Name every example reaction chosen to illustrate the workflow in the text on FASTCAR below.

*** Text segment ***

Oscar
Gayraud
*ab,
Bastien
Courbière
ac and
Frédéric
Guégan
*a
aApplied Quantum Chemistry Group, E4 Team, IC2MP UMR 7285, Université de Poitiers - CNRS, Poitiers 86073, France. E-mail: frederic.guegan@univ-poitiers.fr
bSpectrometry, Interaction and Theoretical Chemistry team, DCM UMR 5250, Université Grenoble Alpes - CNRS, Grenoble 38058, France. E-mail: oscar.gayraud@univ-grenoble-alpes.fr
cSorbonne Université, CNRS, Laboratoire de Chimie Théorique CC 137, Paris Cedex 05 75252, France
First published on 30th July 2024
This publication aims at presenting a Python-based workflow designed to enable a fully automatised and exhaustive exploration of the conformational degrees of freedom within the calculation of reaction paths in molecular systems. The proposed strategy focuses on effectively representing the lowest energy conformers for intricate, highly rotatable, and non-intuitive transition states, reagents and products, using existing computational tools. The article presents a workflow that is demonstrated through the application of five chemical reactions, chosen to be representative of the diversity and complexity of actual experimental studies, and which often prove to be challenging to study “by hand”. The proposed methodology is expected to be of a great help in the modelling of state-of-the art organic chemistry reactions, whose complexity is ever increasing.
In a first section, we present the basic tools and philosophy of this Python-based workflow, which heavily relies on the CREST library of Grimme and coworkers,7 supplemented by an additional library, sPyRMSD,8 helping in rejecting equivalent structures. The second section is dedicated to an illustration of the functioning of FASTCAR.
We have selected five challenging examples embodying the complexity of molecular systems (Fig. 1). The first example involves a Diels–Alder reaction between 4,4-dimethyl-3-methylenepent-1-ene (1) and (E)-dec-5-ene (2), which has a total of 6561 potential conformers due to eight rotatable bonds (Fig. 1a). The second example involves an intramolecular acid-catalysed cyclization reaction of polycyclic azocane derivative, a previously analyzed reaction in our group9 and whose selectivity appeared to be driven by conformation equilibria (Fig. 1b). The third example relies on an enantioselective organo-catalysed rearrangement of benzofurane derivatives (Black rearrangement), where selectivity was assumed to relate to differences in steric repulsion in the two putative transition state geometries (Fig. 1c).10 Since these are differing essentially by the relative orientation of the reaction partners, they can be seen as “non-covalent conformers” hence fall within the scope of our proposal. The fourth example involves a radical H-atom transfer reaction on flexible aliphatic molecules, thus likely to present a significant number of conformers (Fig. 1d).11 The fifth example is an enantioselective dialkylzinc addition on benzaldehyde using a ligand containing flexible biaryl axes (Fig. 1e).12
Finally, some development perspective for future versions of FASTCAR are proposed, noticeably related to the elimination of the dependency on the start point geometry that appeared in the case of the intramolecular cyclization reaction.

*** Entries shown ***

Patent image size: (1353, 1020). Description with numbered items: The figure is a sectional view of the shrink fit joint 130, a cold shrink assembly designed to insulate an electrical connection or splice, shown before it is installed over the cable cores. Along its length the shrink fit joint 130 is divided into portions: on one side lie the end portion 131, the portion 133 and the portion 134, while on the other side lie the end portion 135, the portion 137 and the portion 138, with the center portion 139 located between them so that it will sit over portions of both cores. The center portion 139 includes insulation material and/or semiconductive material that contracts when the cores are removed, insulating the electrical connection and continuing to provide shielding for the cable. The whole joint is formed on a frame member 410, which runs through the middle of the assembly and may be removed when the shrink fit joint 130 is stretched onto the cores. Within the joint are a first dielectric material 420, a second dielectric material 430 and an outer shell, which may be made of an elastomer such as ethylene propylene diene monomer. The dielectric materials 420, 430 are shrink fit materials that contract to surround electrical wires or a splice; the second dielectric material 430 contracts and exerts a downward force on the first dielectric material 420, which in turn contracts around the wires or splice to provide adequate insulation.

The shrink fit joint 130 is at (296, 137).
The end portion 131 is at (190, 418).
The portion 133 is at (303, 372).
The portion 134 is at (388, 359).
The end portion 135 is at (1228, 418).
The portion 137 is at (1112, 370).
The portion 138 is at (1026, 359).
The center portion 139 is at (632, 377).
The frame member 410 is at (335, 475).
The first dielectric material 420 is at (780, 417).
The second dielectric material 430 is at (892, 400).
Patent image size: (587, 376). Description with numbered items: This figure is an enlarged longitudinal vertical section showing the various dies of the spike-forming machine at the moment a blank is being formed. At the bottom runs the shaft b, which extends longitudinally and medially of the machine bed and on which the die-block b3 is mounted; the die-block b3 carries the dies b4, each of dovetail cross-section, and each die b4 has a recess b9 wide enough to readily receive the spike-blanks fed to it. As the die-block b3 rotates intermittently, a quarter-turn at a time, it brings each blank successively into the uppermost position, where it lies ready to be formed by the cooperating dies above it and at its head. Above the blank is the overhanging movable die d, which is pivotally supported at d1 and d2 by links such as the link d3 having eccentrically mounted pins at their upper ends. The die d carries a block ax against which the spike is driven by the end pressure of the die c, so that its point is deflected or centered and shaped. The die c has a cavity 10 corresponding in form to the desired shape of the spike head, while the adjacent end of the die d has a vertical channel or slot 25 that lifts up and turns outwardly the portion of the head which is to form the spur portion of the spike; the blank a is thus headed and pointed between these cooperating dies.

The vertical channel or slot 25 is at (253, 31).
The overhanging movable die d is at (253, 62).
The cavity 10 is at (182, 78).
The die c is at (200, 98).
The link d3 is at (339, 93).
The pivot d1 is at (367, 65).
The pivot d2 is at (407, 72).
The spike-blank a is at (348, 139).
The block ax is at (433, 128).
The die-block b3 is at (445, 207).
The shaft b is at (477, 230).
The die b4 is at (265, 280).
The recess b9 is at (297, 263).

***

#### [Answer to this exercise]
1. A Diels–Alder reaction between 4,4-dimethyl-3-methylenepent-1-ene (1) and (E)-dec-5-ene (2)
2. An intramolecular acid-catalysed cyclization reaction of a polycyclic azocane derivative
3. An enantioselective organo-catalysed rearrangement of benzofurane derivatives (Black rearrangement)
4. A radical H-atom transfer reaction on flexible aliphatic molecules
5. An enantioselective dialkylzinc addition on benzaldehyde using a ligand containing flexible biaryl axes